### MATERIAL FOR THE TASK
— Begin —

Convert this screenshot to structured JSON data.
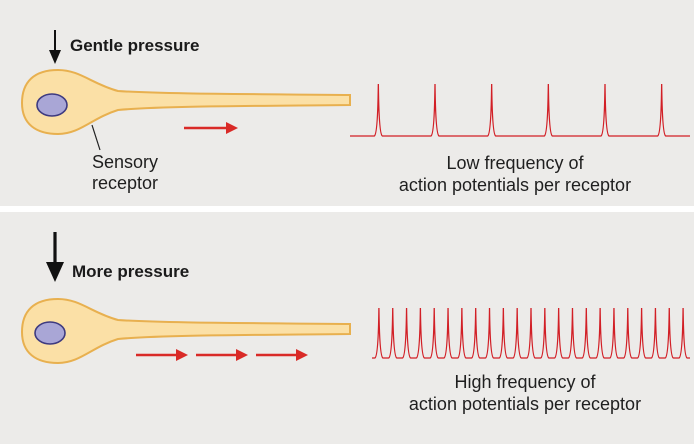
{
  "top_panel": {
    "title": "Gentle pressure",
    "receptor_label_line1": "Sensory",
    "receptor_label_line2": "receptor",
    "caption_line1": "Low frequency of",
    "caption_line2": "action potentials per receptor",
    "spike_count": 6,
    "arrow_count": 1
  },
  "bottom_panel": {
    "title": "More pressure",
    "caption_line1": "High frequency of",
    "caption_line2": "action potentials per receptor",
    "spike_count": 23,
    "arrow_count": 3
  },
  "colors": {
    "panel_background": "#ecebe9",
    "receptor_fill": "#fbe0a6",
    "receptor_outline": "#e8b04f",
    "nucleus_fill": "#a9a6d6",
    "nucleus_outline": "#3d3a80",
    "spike_color": "#d21f26",
    "signal_arrow_color": "#d92a27",
    "pressure_arrow_color": "#111111"
  },
  "icons": {
    "pressure_arrow": "down-arrow-icon",
    "signal_arrow": "right-arrow-icon"
  }
}
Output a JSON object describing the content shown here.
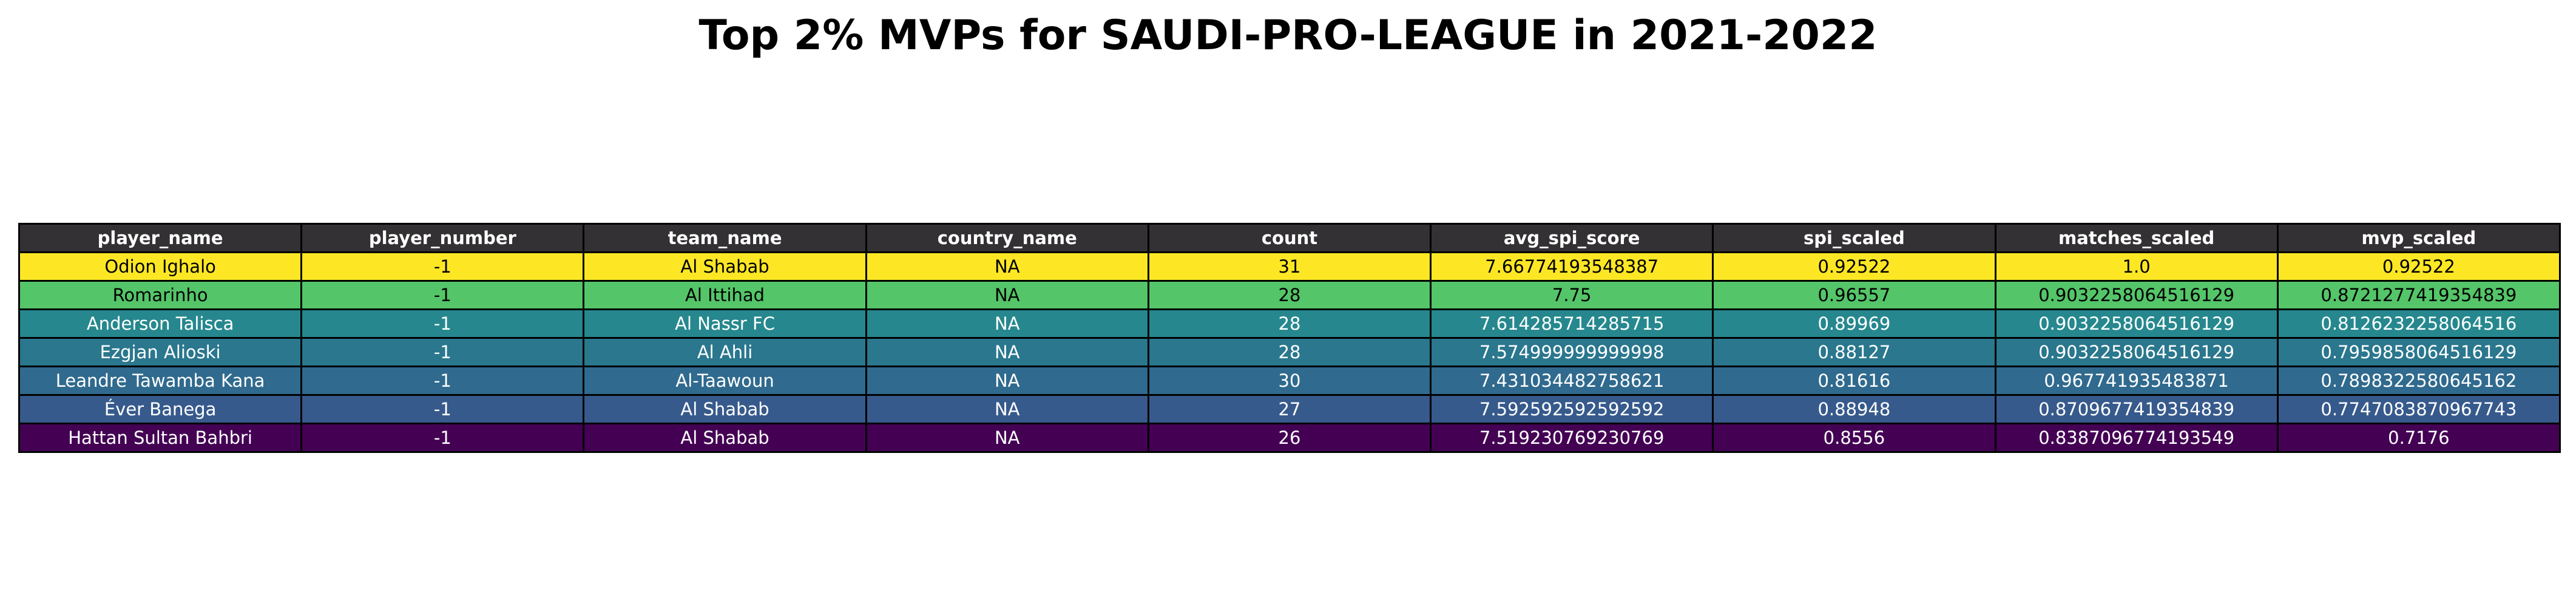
{
  "chart_data": {
    "type": "table",
    "title": "Top 2% MVPs for SAUDI-PRO-LEAGUE in 2021-2022",
    "header_color": "#333133",
    "columns": [
      "player_name",
      "player_number",
      "team_name",
      "country_name",
      "count",
      "avg_spi_score",
      "spi_scaled",
      "matches_scaled",
      "mvp_scaled"
    ],
    "rows": [
      {
        "color": "#fde725",
        "text_color": "#000000",
        "cells": [
          "Odion Ighalo",
          "-1",
          "Al Shabab",
          "NA",
          "31",
          "7.66774193548387",
          "0.92522",
          "1.0",
          "0.92522"
        ]
      },
      {
        "color": "#54c568",
        "text_color": "#000000",
        "cells": [
          "Romarinho",
          "-1",
          "Al Ittihad",
          "NA",
          "28",
          "7.75",
          "0.96557",
          "0.9032258064516129",
          "0.8721277419354839"
        ]
      },
      {
        "color": "#26888e",
        "text_color": "#ffffff",
        "cells": [
          "Anderson Talisca",
          "-1",
          "Al Nassr FC",
          "NA",
          "28",
          "7.614285714285715",
          "0.89969",
          "0.9032258064516129",
          "0.8126232258064516"
        ]
      },
      {
        "color": "#2a778e",
        "text_color": "#ffffff",
        "cells": [
          "Ezgjan Alioski",
          "-1",
          "Al Ahli",
          "NA",
          "28",
          "7.574999999999998",
          "0.88127",
          "0.9032258064516129",
          "0.7959858064516129"
        ]
      },
      {
        "color": "#306a8e",
        "text_color": "#ffffff",
        "cells": [
          "Leandre Tawamba Kana",
          "-1",
          "Al-Taawoun",
          "NA",
          "30",
          "7.431034482758621",
          "0.81616",
          "0.967741935483871",
          "0.7898322580645162"
        ]
      },
      {
        "color": "#375a8c",
        "text_color": "#ffffff",
        "cells": [
          "Éver Banega",
          "-1",
          "Al Shabab",
          "NA",
          "27",
          "7.592592592592592",
          "0.88948",
          "0.8709677419354839",
          "0.7747083870967743"
        ]
      },
      {
        "color": "#440154",
        "text_color": "#ffffff",
        "cells": [
          "Hattan Sultan Bahbri",
          "-1",
          "Al Shabab",
          "NA",
          "26",
          "7.519230769230769",
          "0.8556",
          "0.8387096774193549",
          "0.7176"
        ]
      }
    ]
  }
}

— End —

### WHAT IS BEING ASKED
Copy the entries above faithfully and omit every image.

### OUTPUT FOR THIS EXERCISE
Convert this screenshot to structured JSON data.
{
  "top_panel": {
    "title": "Gentle pressure",
    "receptor_label_line1": "Sensory",
    "receptor_label_line2": "receptor",
    "caption_line1": "Low frequency of",
    "caption_line2": "action potentials per receptor",
    "spike_count": 6,
    "arrow_count": 1
  },
  "bottom_panel": {
    "title": "More pressure",
    "caption_line1": "High frequency of",
    "caption_line2": "action potentials per receptor",
    "spike_count": 23,
    "arrow_count": 3
  },
  "colors": {
    "panel_background": "#ecebe9",
    "receptor_fill": "#fbe0a6",
    "receptor_outline": "#e8b04f",
    "nucleus_fill": "#a9a6d6",
    "nucleus_outline": "#3d3a80",
    "spike_color": "#d21f26",
    "signal_arrow_color": "#d92a27",
    "pressure_arrow_color": "#111111"
  },
  "icons": {
    "pressure_arrow": "down-arrow-icon",
    "signal_arrow": "right-arrow-icon"
  }
}
Output a JSON object describing the content shown here.
{
  "chart_data": {
    "type": "table",
    "title": "Top 2% MVPs for SAUDI-PRO-LEAGUE in 2021-2022",
    "header_color": "#333133",
    "columns": [
      "player_name",
      "player_number",
      "team_name",
      "country_name",
      "count",
      "avg_spi_score",
      "spi_scaled",
      "matches_scaled",
      "mvp_scaled"
    ],
    "rows": [
      {
        "color": "#fde725",
        "text_color": "#000000",
        "cells": [
          "Odion Ighalo",
          "-1",
          "Al Shabab",
          "NA",
          "31",
          "7.66774193548387",
          "0.92522",
          "1.0",
          "0.92522"
        ]
      },
      {
        "color": "#54c568",
        "text_color": "#000000",
        "cells": [
          "Romarinho",
          "-1",
          "Al Ittihad",
          "NA",
          "28",
          "7.75",
          "0.96557",
          "0.9032258064516129",
          "0.8721277419354839"
        ]
      },
      {
        "color": "#26888e",
        "text_color": "#ffffff",
        "cells": [
          "Anderson Talisca",
          "-1",
          "Al Nassr FC",
          "NA",
          "28",
          "7.614285714285715",
          "0.89969",
          "0.9032258064516129",
          "0.8126232258064516"
        ]
      },
      {
        "color": "#2a778e",
        "text_color": "#ffffff",
        "cells": [
          "Ezgjan Alioski",
          "-1",
          "Al Ahli",
          "NA",
          "28",
          "7.574999999999998",
          "0.88127",
          "0.9032258064516129",
          "0.7959858064516129"
        ]
      },
      {
        "color": "#306a8e",
        "text_color": "#ffffff",
        "cells": [
          "Leandre Tawamba Kana",
          "-1",
          "Al-Taawoun",
          "NA",
          "30",
          "7.431034482758621",
          "0.81616",
          "0.967741935483871",
          "0.7898322580645162"
        ]
      },
      {
        "color": "#375a8c",
        "text_color": "#ffffff",
        "cells": [
          "Éver Banega",
          "-1",
          "Al Shabab",
          "NA",
          "27",
          "7.592592592592592",
          "0.88948",
          "0.8709677419354839",
          "0.7747083870967743"
        ]
      },
      {
        "color": "#440154",
        "text_color": "#ffffff",
        "cells": [
          "Hattan Sultan Bahbri",
          "-1",
          "Al Shabab",
          "NA",
          "26",
          "7.519230769230769",
          "0.8556",
          "0.8387096774193549",
          "0.7176"
        ]
      }
    ]
  }
}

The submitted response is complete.